* Dataset excerpts
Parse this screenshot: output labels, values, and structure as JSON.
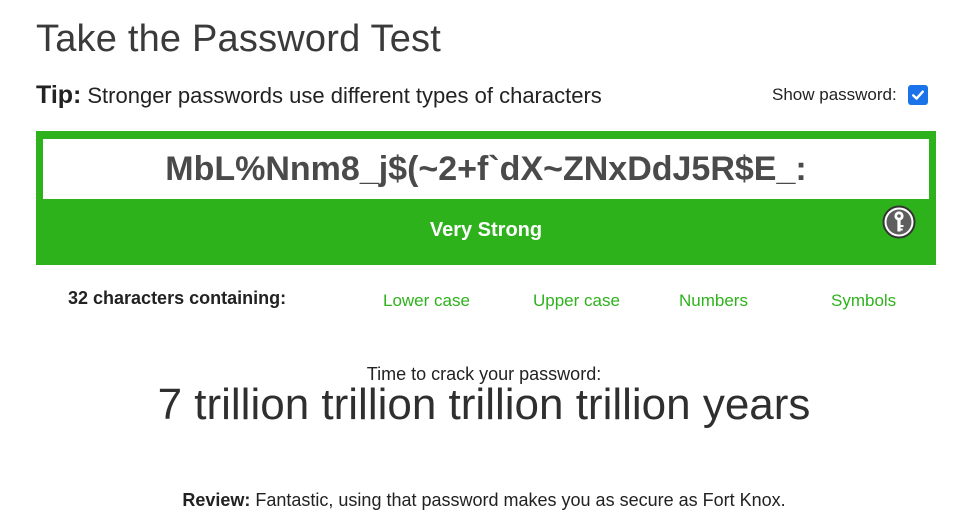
{
  "page": {
    "title": "Take the Password Test"
  },
  "tip": {
    "label": "Tip:",
    "text": "Stronger passwords use different types of characters"
  },
  "show_password": {
    "label": "Show password:",
    "checked": true
  },
  "password": {
    "value": "MbL%Nnm8_j$(~2+f`dX~ZNxDdJ5R$E_:"
  },
  "strength": {
    "label": "Very Strong",
    "color": "#2eb21c",
    "icon": "key-icon"
  },
  "composition": {
    "summary": "32 characters containing:",
    "types": [
      "Lower case",
      "Upper case",
      "Numbers",
      "Symbols"
    ],
    "color": "#2eb21c"
  },
  "crack": {
    "label": "Time to crack your password:",
    "time": "7 trillion trillion trillion trillion years"
  },
  "review": {
    "label": "Review:",
    "text": "Fantastic, using that password makes you as secure as Fort Knox."
  }
}
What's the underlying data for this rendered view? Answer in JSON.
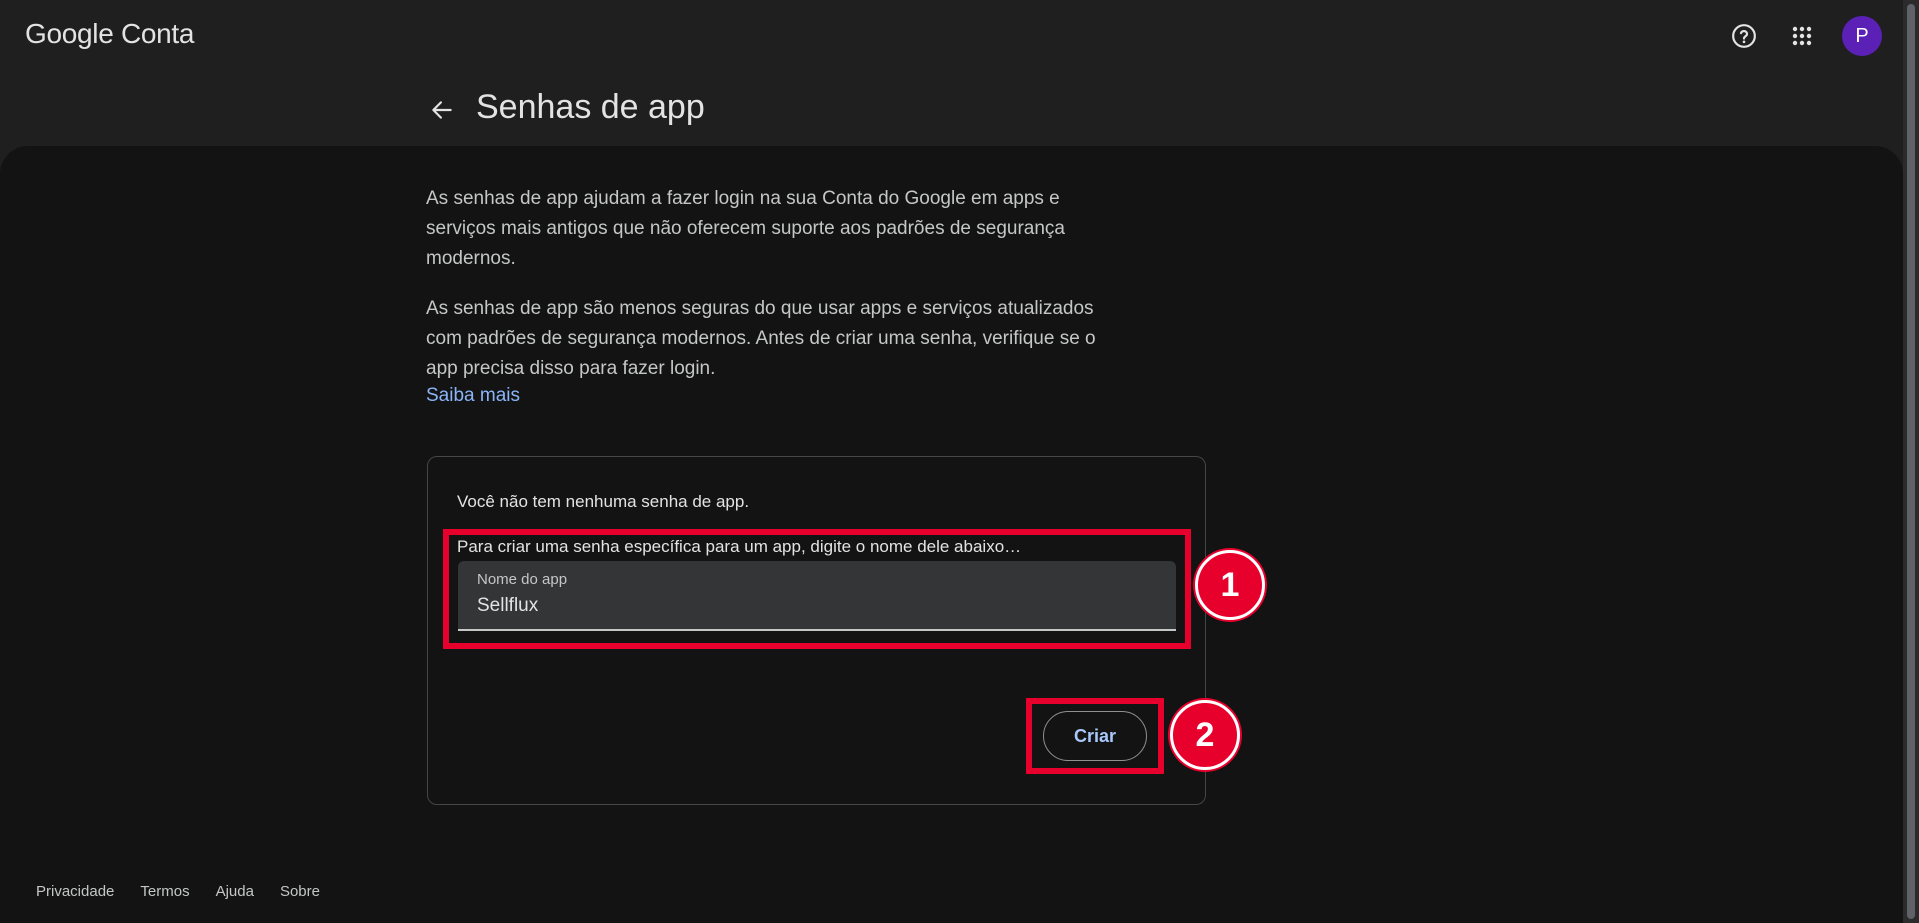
{
  "header": {
    "logo_text": "Google Conta",
    "help_icon": "help-circle-icon",
    "apps_icon": "apps-grid-icon",
    "avatar_letter": "P",
    "avatar_color": "#5b21b6"
  },
  "page": {
    "title": "Senhas de app",
    "back_icon": "arrow-left-icon"
  },
  "intro": {
    "paragraph1": "As senhas de app ajudam a fazer login na sua Conta do Google em apps e serviços mais antigos que não oferecem suporte aos padrões de segurança modernos.",
    "paragraph2": "As senhas de app são menos seguras do que usar apps e serviços atualizados com padrões de segurança modernos. Antes de criar uma senha, verifique se o app precisa disso para fazer login.",
    "learn_more": "Saiba mais"
  },
  "card": {
    "no_passwords": "Você não tem nenhuma senha de app.",
    "instruction": "Para criar uma senha específica para um app, digite o nome dele abaixo…",
    "field_label": "Nome do app",
    "field_value": "Sellflux",
    "create_button": "Criar"
  },
  "annotations": {
    "badge1": "1",
    "badge2": "2",
    "highlight_color": "#e8002d"
  },
  "footer": {
    "links": [
      "Privacidade",
      "Termos",
      "Ajuda",
      "Sobre"
    ]
  }
}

* Do this
Gather each line in the data that holds the string "segurança".

* Result of the task
    "paragraph1": "As senhas de app ajudam a fazer login na sua Conta do Google em apps e serviços mais antigos que não oferecem suporte aos padrões de segurança modernos.",
    "paragraph2": "As senhas de app são menos seguras do que usar apps e serviços atualizados com padrões de segurança modernos. Antes de criar uma senha, verifique se o app precisa disso para fazer login.",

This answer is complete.